** START Entries supplied **

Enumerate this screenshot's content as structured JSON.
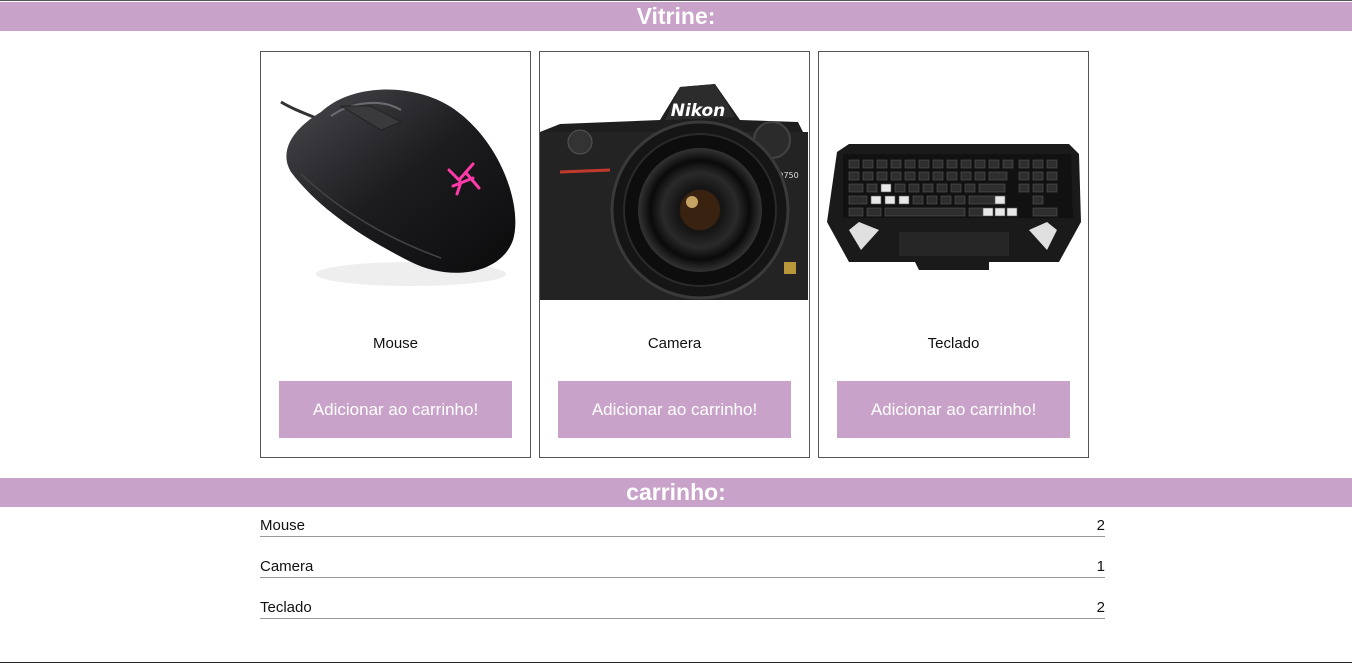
{
  "vitrine": {
    "title": "Vitrine:",
    "products": [
      {
        "name": "Mouse",
        "button_label": "Adicionar ao carrinho!",
        "image_icon": "mouse-icon"
      },
      {
        "name": "Camera",
        "button_label": "Adicionar ao carrinho!",
        "image_icon": "camera-icon",
        "image_brand_text": "Nikon",
        "image_model_text": "D750"
      },
      {
        "name": "Teclado",
        "button_label": "Adicionar ao carrinho!",
        "image_icon": "keyboard-icon"
      }
    ]
  },
  "carrinho": {
    "title": "carrinho:",
    "items": [
      {
        "name": "Mouse",
        "quantity": "2"
      },
      {
        "name": "Camera",
        "quantity": "1"
      },
      {
        "name": "Teclado",
        "quantity": "2"
      }
    ]
  },
  "colors": {
    "accent": "#c8a2c8",
    "header_text": "#ffffff",
    "border": "#555555"
  }
}
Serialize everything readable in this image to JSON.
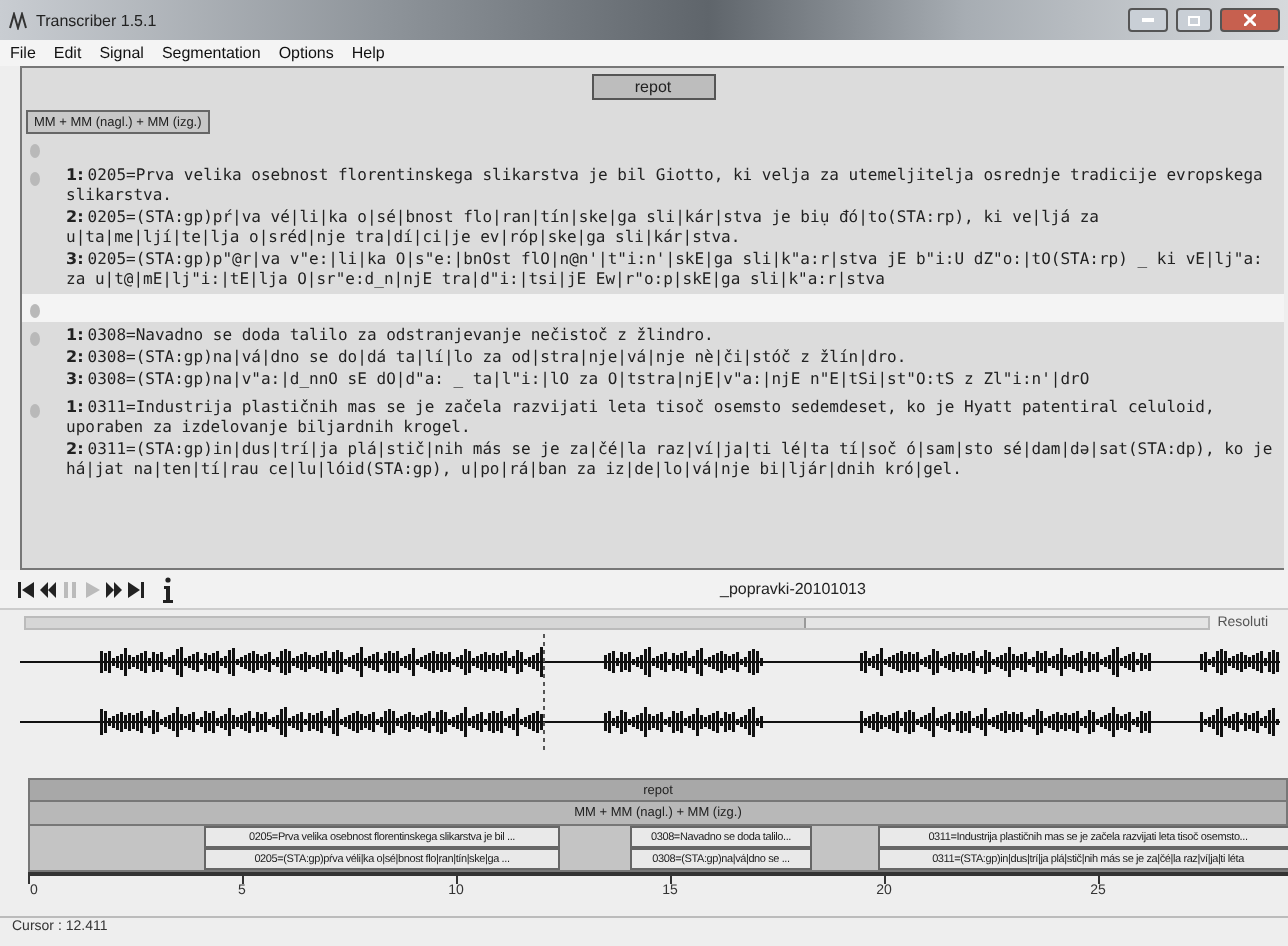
{
  "window": {
    "title": "Transcriber 1.5.1"
  },
  "menu": [
    "File",
    "Edit",
    "Signal",
    "Segmentation",
    "Options",
    "Help"
  ],
  "editor": {
    "section_button": "repot",
    "turn_button": "MM + MM (nagl.) + MM (izg.)",
    "segments": [
      {
        "selected": false,
        "lines": [
          {
            "num": "1:",
            "text": "0205=Prva velika osebnost florentinskega slikarstva je bil Giotto, ki velja za utemeljitelja osrednje tradicije evropskega slikarstva."
          },
          {
            "num": "2:",
            "text": "0205=(STA:gp)pŕ|va vé|li|ka o|sé|bnost flo|ran|tín|ske|ga sli|kár|stva je biụ đó|to(STA:rp), ki ve|ljá za u|ta|me|ljí|te|lja o|sréd|nje tra|dí|ci|je ev|róp|ske|ga sli|kár|stva."
          },
          {
            "num": "3:",
            "text": "0205=(STA:gp)p\"@r|va v\"e:|li|ka O|s\"e:|bnOst flO|n@n'|t\"i:n'|skE|ga sli|k\"a:r|stva jE b\"i:U dZ\"o:|tO(STA:rp) _ ki vE|lj\"a: za u|t@|mE|lj\"i:|tE|lja O|sr\"e:d_n|njE tra|d\"i:|tsi|jE Ew|r\"o:p|skE|ga sli|k\"a:r|stva"
          }
        ]
      },
      {
        "selected": true
      },
      {
        "selected": false,
        "lines": [
          {
            "num": "1:",
            "text": "0308=Navadno se doda talilo za odstranjevanje nečistoč z žlindro."
          },
          {
            "num": "2:",
            "text": "0308=(STA:gp)na|vá|dno se do|dá ta|lí|lo za od|stra|nje|vá|nje nè|či|stóč z žlín|dro."
          },
          {
            "num": "3:",
            "text": "0308=(STA:gp)na|v\"a:|d_nnO sE dO|d\"a: _ ta|l\"i:|lO za O|tstra|njE|v\"a:|njE n\"E|tSi|st\"O:tS z Zl\"i:n'|drO"
          }
        ]
      },
      {
        "selected": false,
        "lines": [
          {
            "num": "1:",
            "text": "0311=Industrija plastičnih mas se je začela razvijati leta tisoč osemsto sedemdeset, ko je Hyatt patentiral celuloid, uporaben za izdelovanje biljardnih krogel."
          },
          {
            "num": "2:",
            "text": "0311=(STA:gp)in|dus|trí|ja plá|stič|nih más se je za|čé|la raz|ví|ja|ti lé|ta tí|soč ó|sam|sto sé|dam|də|sat(STA:dp), ko je há|jat na|ten|tí|rau ce|lu|lóid(STA:gp), u|po|rá|ban za iz|de|lo|vá|nje bi|ljár|dnih kró|gel."
          }
        ]
      }
    ]
  },
  "player": {
    "file": "_popravki-20101013",
    "resolution": "Resoluti"
  },
  "timeline": {
    "section": "repot",
    "turn": "MM + MM (nagl.) + MM (izg.)",
    "segments": [
      {
        "line1": "0205=Prva velika osebnost florentinskega slikarstva je bil ...",
        "line2": "0205=(STA:gp)pŕva véli|ka o|sé|bnost flo|ran|tín|ske|ga ..."
      },
      {
        "line1": "0308=Navadno se doda talilo...",
        "line2": "0308=(STA:gp)na|vá|dno se ..."
      },
      {
        "line1": "0311=Industrija plastičnih mas se je začela razvijati leta tisoč osemsto...",
        "line2": "0311=(STA:gp)in|dus|trí|ja plá|stič|nih más se je za|čé|la raz|ví|ja|ti léta"
      }
    ],
    "ticks": [
      "0",
      "5",
      "10",
      "15",
      "20",
      "25"
    ]
  },
  "status_bar": {
    "cursor": "Cursor : 12.411"
  }
}
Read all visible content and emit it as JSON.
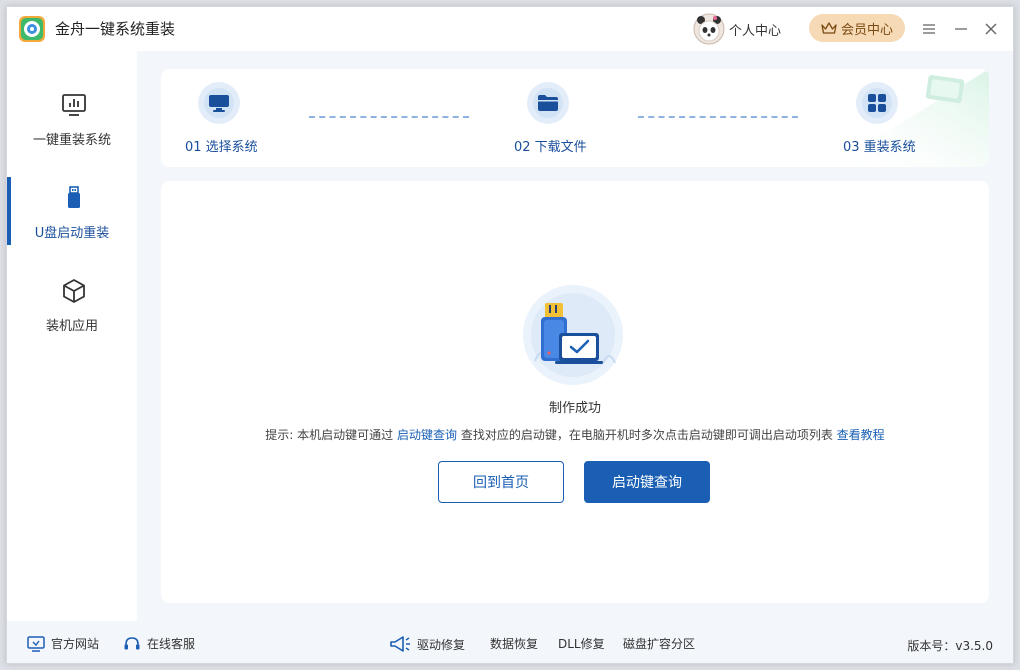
{
  "window": {
    "title": "金舟一键系统重装",
    "user_center": "个人中心",
    "vip_center": "会员中心"
  },
  "sidebar": {
    "items": [
      {
        "label": "一键重装系统",
        "icon": "monitor-chart-icon"
      },
      {
        "label": "U盘启动重装",
        "icon": "usb-drive-icon"
      },
      {
        "label": "装机应用",
        "icon": "cube-icon"
      }
    ]
  },
  "steps": [
    {
      "label": "01 选择系统",
      "icon": "monitor-icon"
    },
    {
      "label": "02 下载文件",
      "icon": "folder-icon"
    },
    {
      "label": "03 重装系统",
      "icon": "windows-icon"
    }
  ],
  "main": {
    "status": "制作成功",
    "hint_prefix": "提示: 本机启动键可通过",
    "hint_link1": "启动键查询",
    "hint_middle": "查找对应的启动键，在电脑开机时多次点击启动键即可调出启动项列表",
    "hint_link2": "查看教程",
    "btn_home": "回到首页",
    "btn_query": "启动键查询"
  },
  "footer": {
    "official_site": "官方网站",
    "online_service": "在线客服",
    "driver_repair": "驱动修复",
    "data_recovery": "数据恢复",
    "dll_repair": "DLL修复",
    "disk_partition": "磁盘扩容分区",
    "version": "版本号：v3.5.0"
  },
  "colors": {
    "accent": "#1a5fb4",
    "vip_bg": "#f6d9b5",
    "step_text": "#1a4f9c"
  }
}
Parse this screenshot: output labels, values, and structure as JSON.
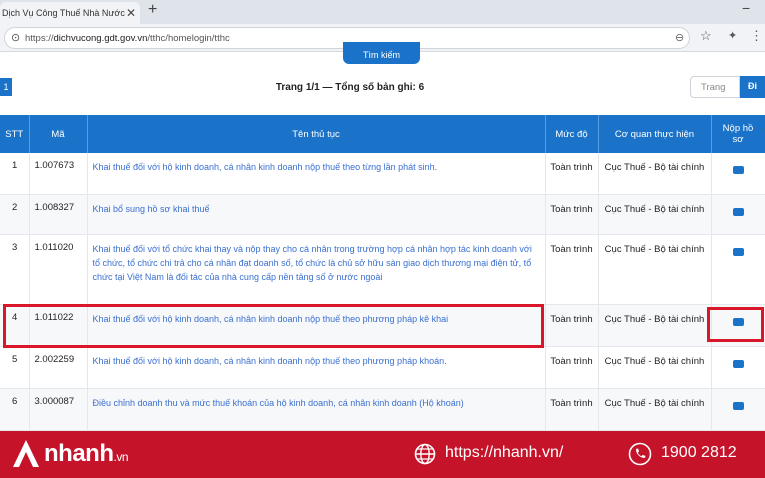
{
  "browser": {
    "tab_title": "Dịch Vụ Công Thuế Nhà Nước",
    "url_prefix": "https://",
    "url_domain": "dichvucong.gdt.gov.vn",
    "url_path": "/tthc/homelogin/tthc"
  },
  "toolbar": {
    "search_label": "Tìm kiếm",
    "page_button": "1",
    "paging_info": "Trang 1/1 — Tổng số bản ghi: 6",
    "page_placeholder": "Trang",
    "go_label": "Đi"
  },
  "table": {
    "headers": [
      "STT",
      "Mã",
      "Tên thủ tục",
      "Mức độ",
      "Cơ quan thực hiện",
      "Nộp hồ sơ"
    ],
    "rows": [
      {
        "stt": "1",
        "code": "1.007673",
        "name": "Khai thuế đối với hộ kinh doanh, cá nhân kinh doanh nộp thuế theo từng lần phát sinh.",
        "level": "Toàn trình",
        "agency": "Cục Thuế - Bộ tài chính"
      },
      {
        "stt": "2",
        "code": "1.008327",
        "name": "Khai bổ sung hồ sơ khai thuế",
        "level": "Toàn trình",
        "agency": "Cục Thuế - Bộ tài chính"
      },
      {
        "stt": "3",
        "code": "1.011020",
        "name": "Khai thuế đối với tổ chức khai thay và nộp thay cho cá nhân trong trường hợp cá nhân hợp tác kinh doanh với tổ chức, tổ chức chi trả cho cá nhân đạt doanh số, tổ chức là chủ sở hữu sàn giao dịch thương mại điện tử, tổ chức tại Việt Nam là đối tác của nhà cung cấp nền tảng số ở nước ngoài",
        "level": "Toàn trình",
        "agency": "Cục Thuế - Bộ tài chính"
      },
      {
        "stt": "4",
        "code": "1.011022",
        "name": "Khai thuế đối với hộ kinh doanh, cá nhân kinh doanh nộp thuế theo phương pháp kê khai",
        "level": "Toàn trình",
        "agency": "Cục Thuế - Bộ tài chính"
      },
      {
        "stt": "5",
        "code": "2.002259",
        "name": "Khai thuế đối với hộ kinh doanh, cá nhân kinh doanh nộp thuế theo phương pháp khoán.",
        "level": "Toàn trình",
        "agency": "Cục Thuế - Bộ tài chính"
      },
      {
        "stt": "6",
        "code": "3.000087",
        "name": "Điều chỉnh doanh thu và mức thuế khoán của hộ kinh doanh, cá nhân kinh doanh (Hộ khoán)",
        "level": "Toàn trình",
        "agency": "Cục Thuế - Bộ tài chính"
      }
    ]
  },
  "footer": {
    "brand": "nhanh",
    "brand_suffix": ".vn",
    "website": "https://nhanh.vn/",
    "phone": "1900 2812"
  },
  "colors": {
    "primary_blue": "#1a73c8",
    "highlight_red": "#d9162a",
    "footer_red": "#c5132a",
    "link_blue": "#3a6fd0"
  },
  "icons": [
    "lock-icon",
    "star-icon",
    "extensions-icon",
    "menu-icon",
    "file-upload-icon",
    "globe-icon",
    "phone-icon"
  ]
}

** END Entries supplied **

**The exercise**
Note every line above where the string "začela" shows up, and copy those lines.

**Correct output**
            "text": "0311=Industrija plastičnih mas se je začela razvijati leta tisoč osemsto sedemdeset, ko je Hyatt patentiral celuloid, uporaben za izdelovanje biljardnih krogel."
        "line1": "0311=Industrija plastičnih mas se je začela razvijati leta tisoč osemsto...",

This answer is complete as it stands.